SET PROBLEM:
Word for word, set down the records and skip each picture.

LISTED ENTRIES:
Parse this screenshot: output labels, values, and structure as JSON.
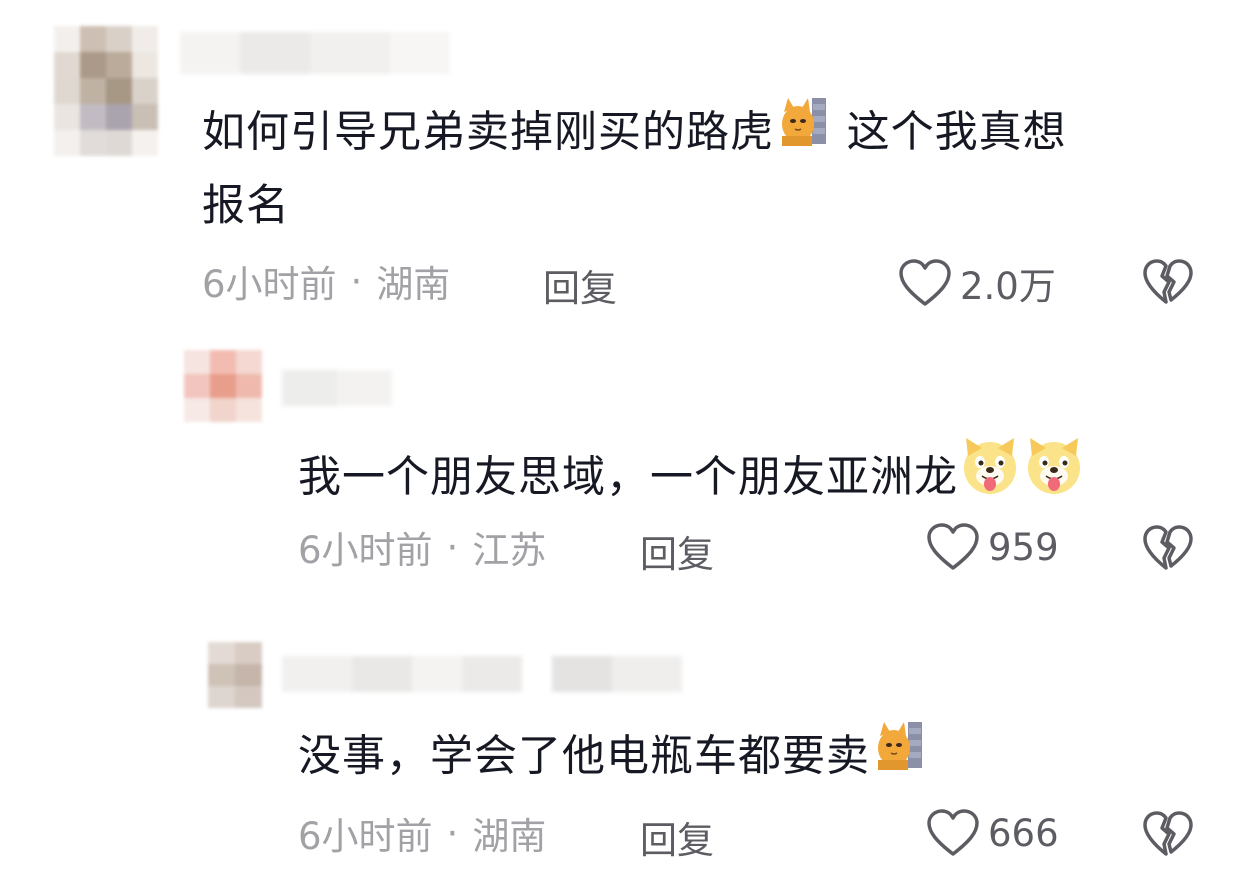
{
  "comments": [
    {
      "text_before": "如何引导兄弟卖掉刚买的路虎",
      "emoji_after": "cat-peek-emoji",
      "text_after": " 这个我真想",
      "text_line2": "报名",
      "time": "6小时前",
      "separator": "·",
      "location": "湖南",
      "reply_label": "回复",
      "likes": "2.0万"
    },
    {
      "text_before": "我一个朋友思域，一个朋友亚洲龙",
      "emoji_after": "dog-tongue-emoji",
      "time": "6小时前",
      "separator": "·",
      "location": "江苏",
      "reply_label": "回复",
      "likes": "959"
    },
    {
      "text_before": "没事，学会了他电瓶车都要卖",
      "emoji_after": "cat-peek-emoji",
      "time": "6小时前",
      "separator": "·",
      "location": "湖南",
      "reply_label": "回复",
      "likes": "666"
    }
  ],
  "icons": {
    "like": "heart-outline-icon",
    "dislike": "broken-heart-icon"
  },
  "colors": {
    "text": "#161823",
    "meta": "#a1a1a6",
    "action": "#5c5c63"
  }
}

RESPONSE FOR THIS EXERCISE:
Parse this screenshot: output labels, values, and structure as JSON.
{
  "comments": [
    {
      "text_before": "如何引导兄弟卖掉刚买的路虎",
      "emoji_after": "cat-peek-emoji",
      "text_after": " 这个我真想",
      "text_line2": "报名",
      "time": "6小时前",
      "separator": "·",
      "location": "湖南",
      "reply_label": "回复",
      "likes": "2.0万"
    },
    {
      "text_before": "我一个朋友思域，一个朋友亚洲龙",
      "emoji_after": "dog-tongue-emoji",
      "time": "6小时前",
      "separator": "·",
      "location": "江苏",
      "reply_label": "回复",
      "likes": "959"
    },
    {
      "text_before": "没事，学会了他电瓶车都要卖",
      "emoji_after": "cat-peek-emoji",
      "time": "6小时前",
      "separator": "·",
      "location": "湖南",
      "reply_label": "回复",
      "likes": "666"
    }
  ],
  "icons": {
    "like": "heart-outline-icon",
    "dislike": "broken-heart-icon"
  },
  "colors": {
    "text": "#161823",
    "meta": "#a1a1a6",
    "action": "#5c5c63"
  }
}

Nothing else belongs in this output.